Task details:
Check every line of the data below for the string "color", and copy the ones that hold it.

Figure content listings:

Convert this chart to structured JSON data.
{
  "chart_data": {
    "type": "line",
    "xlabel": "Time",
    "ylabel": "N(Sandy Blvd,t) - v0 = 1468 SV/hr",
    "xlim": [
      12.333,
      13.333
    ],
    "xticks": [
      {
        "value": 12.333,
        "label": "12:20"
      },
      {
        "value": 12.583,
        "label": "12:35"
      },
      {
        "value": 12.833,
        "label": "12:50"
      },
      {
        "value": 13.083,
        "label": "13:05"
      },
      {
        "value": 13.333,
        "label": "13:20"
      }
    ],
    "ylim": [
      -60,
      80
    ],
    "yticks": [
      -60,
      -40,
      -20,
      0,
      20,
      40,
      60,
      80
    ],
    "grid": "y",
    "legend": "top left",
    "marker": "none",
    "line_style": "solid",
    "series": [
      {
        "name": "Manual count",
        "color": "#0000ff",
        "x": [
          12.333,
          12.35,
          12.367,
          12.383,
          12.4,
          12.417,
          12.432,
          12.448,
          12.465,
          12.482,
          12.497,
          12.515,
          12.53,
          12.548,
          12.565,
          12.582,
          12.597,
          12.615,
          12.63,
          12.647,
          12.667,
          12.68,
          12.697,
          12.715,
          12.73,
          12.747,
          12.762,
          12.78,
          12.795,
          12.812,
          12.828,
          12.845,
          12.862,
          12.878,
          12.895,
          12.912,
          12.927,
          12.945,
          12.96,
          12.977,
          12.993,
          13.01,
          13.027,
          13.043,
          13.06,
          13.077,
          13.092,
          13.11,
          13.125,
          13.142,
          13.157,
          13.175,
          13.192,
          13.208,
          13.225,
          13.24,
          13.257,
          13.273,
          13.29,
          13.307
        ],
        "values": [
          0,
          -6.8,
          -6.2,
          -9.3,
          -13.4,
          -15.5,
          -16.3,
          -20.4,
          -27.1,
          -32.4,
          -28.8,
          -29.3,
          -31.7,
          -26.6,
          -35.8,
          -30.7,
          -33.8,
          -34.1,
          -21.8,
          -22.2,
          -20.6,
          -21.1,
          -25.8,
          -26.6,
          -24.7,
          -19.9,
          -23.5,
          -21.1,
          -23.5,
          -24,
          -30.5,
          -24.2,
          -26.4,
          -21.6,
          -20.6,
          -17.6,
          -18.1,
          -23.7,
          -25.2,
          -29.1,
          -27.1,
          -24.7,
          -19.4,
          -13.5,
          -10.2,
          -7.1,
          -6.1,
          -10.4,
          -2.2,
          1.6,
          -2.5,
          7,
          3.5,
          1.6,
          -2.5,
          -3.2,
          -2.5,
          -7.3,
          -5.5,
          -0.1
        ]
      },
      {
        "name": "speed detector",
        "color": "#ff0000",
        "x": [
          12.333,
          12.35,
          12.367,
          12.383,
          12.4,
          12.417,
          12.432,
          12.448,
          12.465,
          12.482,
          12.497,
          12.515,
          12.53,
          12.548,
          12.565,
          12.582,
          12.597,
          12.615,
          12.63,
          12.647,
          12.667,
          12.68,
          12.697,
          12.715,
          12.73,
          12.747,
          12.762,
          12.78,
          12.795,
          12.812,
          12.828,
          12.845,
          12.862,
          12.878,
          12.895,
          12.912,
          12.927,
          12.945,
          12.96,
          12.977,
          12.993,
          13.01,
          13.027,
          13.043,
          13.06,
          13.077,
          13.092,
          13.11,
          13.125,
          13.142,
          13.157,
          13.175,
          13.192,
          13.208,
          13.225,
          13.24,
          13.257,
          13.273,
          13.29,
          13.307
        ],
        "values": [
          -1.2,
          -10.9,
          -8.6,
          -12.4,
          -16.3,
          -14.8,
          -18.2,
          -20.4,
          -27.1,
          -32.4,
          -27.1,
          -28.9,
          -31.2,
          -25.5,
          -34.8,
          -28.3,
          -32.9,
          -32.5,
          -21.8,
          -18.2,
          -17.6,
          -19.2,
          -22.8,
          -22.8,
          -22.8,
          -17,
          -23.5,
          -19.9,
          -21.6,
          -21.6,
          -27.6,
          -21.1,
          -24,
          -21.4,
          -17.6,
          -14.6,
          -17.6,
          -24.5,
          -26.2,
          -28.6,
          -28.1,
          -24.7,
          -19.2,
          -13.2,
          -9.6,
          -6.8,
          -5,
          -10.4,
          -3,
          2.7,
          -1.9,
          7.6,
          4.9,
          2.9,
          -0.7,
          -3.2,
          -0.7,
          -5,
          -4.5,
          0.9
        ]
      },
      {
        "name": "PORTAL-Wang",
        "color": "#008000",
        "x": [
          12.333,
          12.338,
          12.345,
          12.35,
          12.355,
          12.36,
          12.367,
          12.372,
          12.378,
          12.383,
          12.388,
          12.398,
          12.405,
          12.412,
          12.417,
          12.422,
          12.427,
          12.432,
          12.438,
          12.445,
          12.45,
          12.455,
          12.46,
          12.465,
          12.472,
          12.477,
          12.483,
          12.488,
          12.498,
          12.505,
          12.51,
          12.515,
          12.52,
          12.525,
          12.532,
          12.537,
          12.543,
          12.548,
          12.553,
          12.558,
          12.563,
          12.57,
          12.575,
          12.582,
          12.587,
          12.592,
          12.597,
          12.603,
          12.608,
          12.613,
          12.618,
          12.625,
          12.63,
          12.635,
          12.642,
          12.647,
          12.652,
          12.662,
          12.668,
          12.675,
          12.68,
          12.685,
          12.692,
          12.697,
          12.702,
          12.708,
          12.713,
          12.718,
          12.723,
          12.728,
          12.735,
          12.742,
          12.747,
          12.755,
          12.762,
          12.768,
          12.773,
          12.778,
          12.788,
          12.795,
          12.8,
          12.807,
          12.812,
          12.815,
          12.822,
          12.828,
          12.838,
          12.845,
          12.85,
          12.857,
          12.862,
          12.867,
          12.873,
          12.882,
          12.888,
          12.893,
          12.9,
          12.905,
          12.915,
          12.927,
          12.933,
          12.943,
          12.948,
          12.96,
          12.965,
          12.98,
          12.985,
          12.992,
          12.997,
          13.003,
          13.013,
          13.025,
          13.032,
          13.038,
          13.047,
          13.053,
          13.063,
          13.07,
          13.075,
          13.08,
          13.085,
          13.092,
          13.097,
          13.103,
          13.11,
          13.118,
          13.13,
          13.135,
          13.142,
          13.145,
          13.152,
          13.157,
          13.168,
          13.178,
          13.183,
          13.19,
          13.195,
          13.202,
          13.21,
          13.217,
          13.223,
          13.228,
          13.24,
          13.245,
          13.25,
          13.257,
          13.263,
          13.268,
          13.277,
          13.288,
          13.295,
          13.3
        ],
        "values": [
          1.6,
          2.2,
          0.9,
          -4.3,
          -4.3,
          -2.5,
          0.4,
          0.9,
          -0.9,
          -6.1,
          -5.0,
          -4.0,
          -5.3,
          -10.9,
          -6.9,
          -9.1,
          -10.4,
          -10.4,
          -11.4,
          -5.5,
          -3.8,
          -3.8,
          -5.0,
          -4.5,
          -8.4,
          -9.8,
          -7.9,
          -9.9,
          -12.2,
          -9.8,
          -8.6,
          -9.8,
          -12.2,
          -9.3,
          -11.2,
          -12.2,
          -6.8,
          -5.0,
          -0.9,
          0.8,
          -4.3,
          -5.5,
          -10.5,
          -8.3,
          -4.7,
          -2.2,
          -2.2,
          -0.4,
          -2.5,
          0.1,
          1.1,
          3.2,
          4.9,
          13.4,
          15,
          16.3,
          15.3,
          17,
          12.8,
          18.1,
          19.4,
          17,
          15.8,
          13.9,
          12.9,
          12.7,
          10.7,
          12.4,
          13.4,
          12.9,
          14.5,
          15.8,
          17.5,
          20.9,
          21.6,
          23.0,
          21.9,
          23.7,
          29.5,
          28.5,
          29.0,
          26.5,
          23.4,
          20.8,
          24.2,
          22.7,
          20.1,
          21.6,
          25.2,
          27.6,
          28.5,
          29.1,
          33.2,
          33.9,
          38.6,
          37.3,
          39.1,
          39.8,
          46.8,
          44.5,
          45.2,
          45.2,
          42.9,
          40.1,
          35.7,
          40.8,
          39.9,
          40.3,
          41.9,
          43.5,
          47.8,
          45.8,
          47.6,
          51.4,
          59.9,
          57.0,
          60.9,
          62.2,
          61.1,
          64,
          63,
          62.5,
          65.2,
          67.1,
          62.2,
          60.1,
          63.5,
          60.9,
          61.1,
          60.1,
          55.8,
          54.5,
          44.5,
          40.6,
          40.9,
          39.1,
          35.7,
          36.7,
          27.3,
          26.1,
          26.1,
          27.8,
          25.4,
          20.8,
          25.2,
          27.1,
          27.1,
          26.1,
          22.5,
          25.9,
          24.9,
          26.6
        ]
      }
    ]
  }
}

Answer to the exercise:
        "color": "#0000ff",
        "color": "#ff0000",
        "color": "#008000",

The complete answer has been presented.